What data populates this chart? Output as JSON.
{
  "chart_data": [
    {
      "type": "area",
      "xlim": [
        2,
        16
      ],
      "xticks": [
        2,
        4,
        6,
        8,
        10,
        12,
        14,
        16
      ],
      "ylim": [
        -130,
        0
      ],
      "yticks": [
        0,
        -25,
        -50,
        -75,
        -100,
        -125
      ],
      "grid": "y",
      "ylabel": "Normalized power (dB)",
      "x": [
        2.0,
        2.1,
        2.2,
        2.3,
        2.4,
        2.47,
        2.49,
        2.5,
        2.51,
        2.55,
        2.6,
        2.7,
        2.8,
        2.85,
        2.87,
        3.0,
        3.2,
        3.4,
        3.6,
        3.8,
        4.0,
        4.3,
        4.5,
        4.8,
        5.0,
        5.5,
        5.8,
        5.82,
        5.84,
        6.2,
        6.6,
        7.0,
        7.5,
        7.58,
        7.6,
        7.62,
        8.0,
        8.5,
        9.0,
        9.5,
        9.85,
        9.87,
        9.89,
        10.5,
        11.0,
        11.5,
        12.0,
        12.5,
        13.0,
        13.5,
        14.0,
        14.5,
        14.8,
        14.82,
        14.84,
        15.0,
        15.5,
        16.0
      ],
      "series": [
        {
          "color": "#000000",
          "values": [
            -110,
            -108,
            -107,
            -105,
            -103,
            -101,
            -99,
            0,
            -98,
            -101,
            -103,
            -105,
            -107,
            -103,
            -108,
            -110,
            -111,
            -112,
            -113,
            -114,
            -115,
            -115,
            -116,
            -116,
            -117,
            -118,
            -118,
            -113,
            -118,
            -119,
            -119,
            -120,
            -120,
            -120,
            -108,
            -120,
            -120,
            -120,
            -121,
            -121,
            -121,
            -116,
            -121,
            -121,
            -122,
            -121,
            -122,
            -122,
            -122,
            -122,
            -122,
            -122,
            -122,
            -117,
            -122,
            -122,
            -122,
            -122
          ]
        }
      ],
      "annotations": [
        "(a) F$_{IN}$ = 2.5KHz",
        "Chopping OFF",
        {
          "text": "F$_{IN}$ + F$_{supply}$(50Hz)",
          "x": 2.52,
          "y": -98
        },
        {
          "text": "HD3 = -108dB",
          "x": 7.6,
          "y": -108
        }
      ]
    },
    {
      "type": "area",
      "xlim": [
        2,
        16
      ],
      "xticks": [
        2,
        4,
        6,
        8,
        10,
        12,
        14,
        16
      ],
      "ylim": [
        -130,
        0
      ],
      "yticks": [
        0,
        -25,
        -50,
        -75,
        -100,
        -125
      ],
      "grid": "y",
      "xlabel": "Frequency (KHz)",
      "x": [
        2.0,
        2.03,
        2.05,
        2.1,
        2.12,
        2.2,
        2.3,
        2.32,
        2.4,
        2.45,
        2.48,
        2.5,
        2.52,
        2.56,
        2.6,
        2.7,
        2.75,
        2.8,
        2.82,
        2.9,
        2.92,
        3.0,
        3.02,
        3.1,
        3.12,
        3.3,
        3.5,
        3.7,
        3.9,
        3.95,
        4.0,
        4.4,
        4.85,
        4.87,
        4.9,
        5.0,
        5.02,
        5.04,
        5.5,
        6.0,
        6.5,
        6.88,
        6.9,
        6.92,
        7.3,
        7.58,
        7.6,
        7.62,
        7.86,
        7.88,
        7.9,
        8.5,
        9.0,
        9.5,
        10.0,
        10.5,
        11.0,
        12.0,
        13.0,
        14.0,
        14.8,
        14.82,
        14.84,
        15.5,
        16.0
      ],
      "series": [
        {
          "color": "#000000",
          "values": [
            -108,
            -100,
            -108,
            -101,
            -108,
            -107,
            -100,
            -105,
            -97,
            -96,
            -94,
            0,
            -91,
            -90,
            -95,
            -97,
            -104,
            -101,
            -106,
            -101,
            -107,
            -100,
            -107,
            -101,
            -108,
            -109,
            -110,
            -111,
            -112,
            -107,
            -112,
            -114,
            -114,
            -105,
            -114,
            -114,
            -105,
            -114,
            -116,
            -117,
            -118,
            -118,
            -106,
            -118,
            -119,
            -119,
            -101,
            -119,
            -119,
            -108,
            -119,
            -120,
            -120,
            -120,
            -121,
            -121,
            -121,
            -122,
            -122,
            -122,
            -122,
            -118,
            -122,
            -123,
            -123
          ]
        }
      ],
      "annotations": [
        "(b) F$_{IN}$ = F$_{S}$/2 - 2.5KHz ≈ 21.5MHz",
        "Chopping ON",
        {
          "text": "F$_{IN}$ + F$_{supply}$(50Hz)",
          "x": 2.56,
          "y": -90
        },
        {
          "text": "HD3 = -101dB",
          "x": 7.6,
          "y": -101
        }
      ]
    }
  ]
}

» Set exercise: Retype the whole listing above exactly.

» Result for this task:
What data populates this chart? Output as JSON.
{
  "chart_data": [
    {
      "type": "area",
      "xlim": [
        2,
        16
      ],
      "xticks": [
        2,
        4,
        6,
        8,
        10,
        12,
        14,
        16
      ],
      "ylim": [
        -130,
        0
      ],
      "yticks": [
        0,
        -25,
        -50,
        -75,
        -100,
        -125
      ],
      "grid": "y",
      "ylabel": "Normalized power (dB)",
      "x": [
        2.0,
        2.1,
        2.2,
        2.3,
        2.4,
        2.47,
        2.49,
        2.5,
        2.51,
        2.55,
        2.6,
        2.7,
        2.8,
        2.85,
        2.87,
        3.0,
        3.2,
        3.4,
        3.6,
        3.8,
        4.0,
        4.3,
        4.5,
        4.8,
        5.0,
        5.5,
        5.8,
        5.82,
        5.84,
        6.2,
        6.6,
        7.0,
        7.5,
        7.58,
        7.6,
        7.62,
        8.0,
        8.5,
        9.0,
        9.5,
        9.85,
        9.87,
        9.89,
        10.5,
        11.0,
        11.5,
        12.0,
        12.5,
        13.0,
        13.5,
        14.0,
        14.5,
        14.8,
        14.82,
        14.84,
        15.0,
        15.5,
        16.0
      ],
      "series": [
        {
          "color": "#000000",
          "values": [
            -110,
            -108,
            -107,
            -105,
            -103,
            -101,
            -99,
            0,
            -98,
            -101,
            -103,
            -105,
            -107,
            -103,
            -108,
            -110,
            -111,
            -112,
            -113,
            -114,
            -115,
            -115,
            -116,
            -116,
            -117,
            -118,
            -118,
            -113,
            -118,
            -119,
            -119,
            -120,
            -120,
            -120,
            -108,
            -120,
            -120,
            -120,
            -121,
            -121,
            -121,
            -116,
            -121,
            -121,
            -122,
            -121,
            -122,
            -122,
            -122,
            -122,
            -122,
            -122,
            -122,
            -117,
            -122,
            -122,
            -122,
            -122
          ]
        }
      ],
      "annotations": [
        "(a) F$_{IN}$ = 2.5KHz",
        "Chopping OFF",
        {
          "text": "F$_{IN}$ + F$_{supply}$(50Hz)",
          "x": 2.52,
          "y": -98
        },
        {
          "text": "HD3 = -108dB",
          "x": 7.6,
          "y": -108
        }
      ]
    },
    {
      "type": "area",
      "xlim": [
        2,
        16
      ],
      "xticks": [
        2,
        4,
        6,
        8,
        10,
        12,
        14,
        16
      ],
      "ylim": [
        -130,
        0
      ],
      "yticks": [
        0,
        -25,
        -50,
        -75,
        -100,
        -125
      ],
      "grid": "y",
      "xlabel": "Frequency (KHz)",
      "x": [
        2.0,
        2.03,
        2.05,
        2.1,
        2.12,
        2.2,
        2.3,
        2.32,
        2.4,
        2.45,
        2.48,
        2.5,
        2.52,
        2.56,
        2.6,
        2.7,
        2.75,
        2.8,
        2.82,
        2.9,
        2.92,
        3.0,
        3.02,
        3.1,
        3.12,
        3.3,
        3.5,
        3.7,
        3.9,
        3.95,
        4.0,
        4.4,
        4.85,
        4.87,
        4.9,
        5.0,
        5.02,
        5.04,
        5.5,
        6.0,
        6.5,
        6.88,
        6.9,
        6.92,
        7.3,
        7.58,
        7.6,
        7.62,
        7.86,
        7.88,
        7.9,
        8.5,
        9.0,
        9.5,
        10.0,
        10.5,
        11.0,
        12.0,
        13.0,
        14.0,
        14.8,
        14.82,
        14.84,
        15.5,
        16.0
      ],
      "series": [
        {
          "color": "#000000",
          "values": [
            -108,
            -100,
            -108,
            -101,
            -108,
            -107,
            -100,
            -105,
            -97,
            -96,
            -94,
            0,
            -91,
            -90,
            -95,
            -97,
            -104,
            -101,
            -106,
            -101,
            -107,
            -100,
            -107,
            -101,
            -108,
            -109,
            -110,
            -111,
            -112,
            -107,
            -112,
            -114,
            -114,
            -105,
            -114,
            -114,
            -105,
            -114,
            -116,
            -117,
            -118,
            -118,
            -106,
            -118,
            -119,
            -119,
            -101,
            -119,
            -119,
            -108,
            -119,
            -120,
            -120,
            -120,
            -121,
            -121,
            -121,
            -122,
            -122,
            -122,
            -122,
            -118,
            -122,
            -123,
            -123
          ]
        }
      ],
      "annotations": [
        "(b) F$_{IN}$ = F$_{S}$/2 - 2.5KHz ≈ 21.5MHz",
        "Chopping ON",
        {
          "text": "F$_{IN}$ + F$_{supply}$(50Hz)",
          "x": 2.56,
          "y": -90
        },
        {
          "text": "HD3 = -101dB",
          "x": 7.6,
          "y": -101
        }
      ]
    }
  ]
}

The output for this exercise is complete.